▶ _WRITTEN INSTRUCTION_: In the data that follows, count the lines in which the word "如需改动" occurs, and report that figure alone.

━━━ DATASET EXCERPTS

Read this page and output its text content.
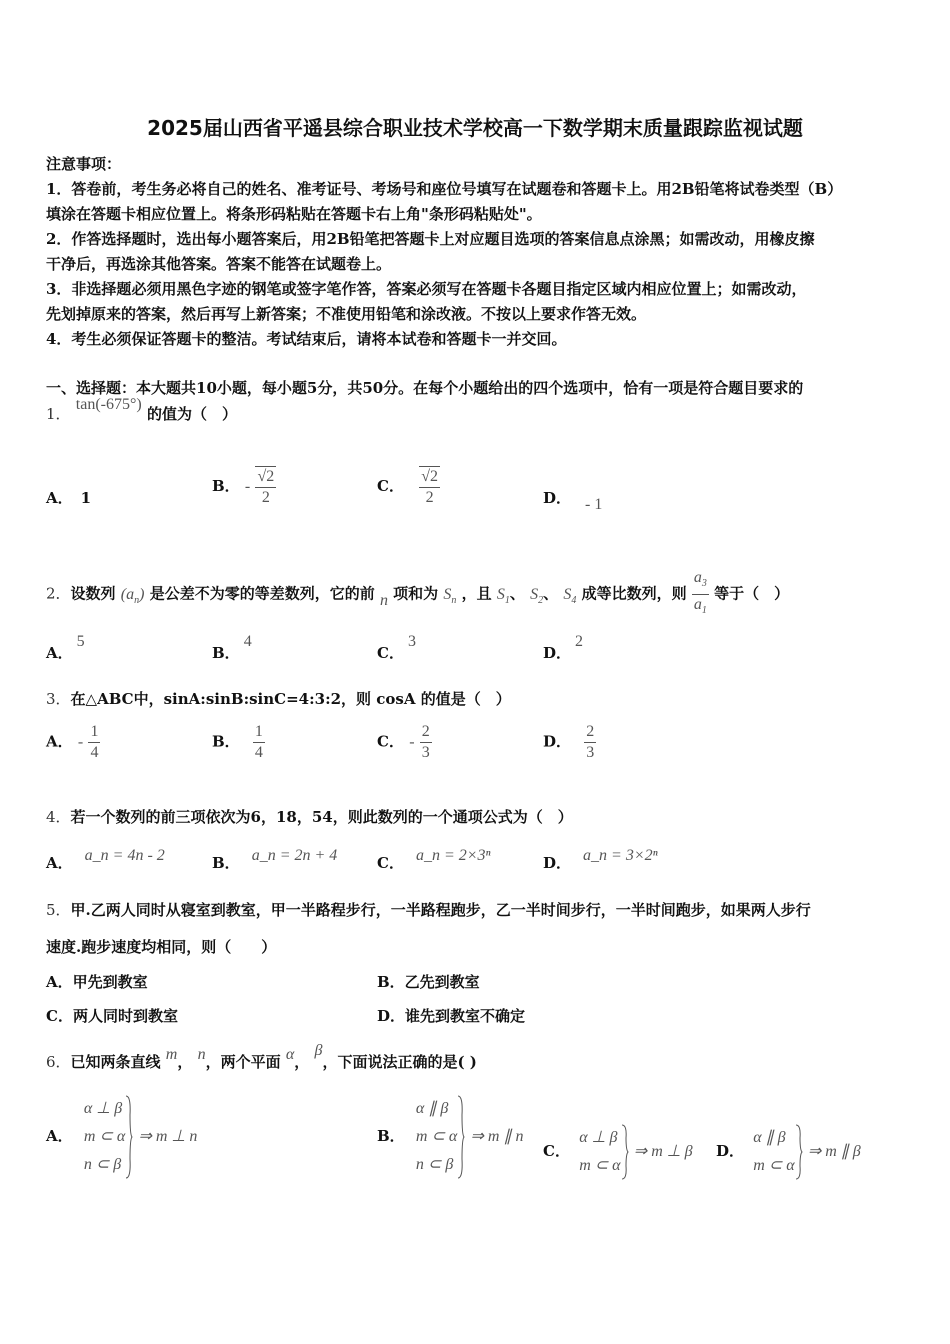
2025届山西省平遥县综合职业技术学校高一下数学期末质量跟踪监视试题
注意事项：
1．答卷前，考生务必将自己的姓名、准考证号、考场号和座位号填写在试题卷和答题卡上。用2B铅笔将试卷类型（B）
填涂在答题卡相应位置上。将条形码粘贴在答题卡右上角"条形码粘贴处"。
2．作答选择题时，选出每小题答案后，用2B铅笔把答题卡上对应题目选项的答案信息点涂黑；如需改动，用橡皮擦
干净后，再选涂其他答案。答案不能答在试题卷上。
3．非选择题必须用黑色字迹的钢笔或签字笔作答，答案必须写在答题卡各题目指定区域内相应位置上；如需改动，
先划掉原来的答案，然后再写上新答案；不准使用铅笔和涂改液。不按以上要求作答无效。
4．考生必须保证答题卡的整洁。考试结束后，请将本试卷和答题卡一并交回。
一、选择题：本大题共10小题，每小题5分，共50分。在每个小题给出的四个选项中，恰有一项是符合题目要求的
1． tan(-675°) 的值为（　）
A． 1
B． - $\frac{√2}{2}$	C． $\frac{√2}{2}$	D． - 1
2．设数列 $(a_n)$ 是公差不为零的等差数列，它的前 n 项和为 $S_n$ ，且 $S_1$、 $S_2$、 $S_4$ 成等比数列，则 $\frac{a_3}{a_1}$ 等于（　）
A．5
B．4
C．3
D．2
3．在△ABC中，sinA:sinB:sinC=4:3:2，则 cosA 的值是（　）
A． - $\frac{1}{4}$	B． $\frac{1}{4}$	C． - $\frac{2}{3}$	D． $\frac{2}{3}$
4．若一个数列的前三项依次为6，18，54，则此数列的一个通项公式为（　）
A． a_n = 4n - 2	B． a_n = 2n + 4	C． a_n = 2×3ⁿ	D． a_n = 3×2ⁿ
5．甲.乙两人同时从寝室到教室，甲一半路程步行，一半路程跑步，乙一半时间步行，一半时间跑步，如果两人步行
速度.跑步速度均相同，则（　　）
A．甲先到教室	B．乙先到教室
C．两人同时到教室	D．谁先到教室不确定
6．已知两条直线 m， n，两个平面 α， β，下面说法正确的是( )
A．
α ⊥ β
m ⊂ α
n ⊂ β
⇒ m ⊥ n	B．
α ∥ β
m ⊂ α
n ⊂ β
⇒ m ∥ n
C．
α ⊥ β
m ⊂ α
⇒ m ⊥ β D．
α ∥ β
m ⊂ α
⇒ m ∥ β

━━━━━━

▶ _SOLUTION FOR THIS EXERCISE_: 2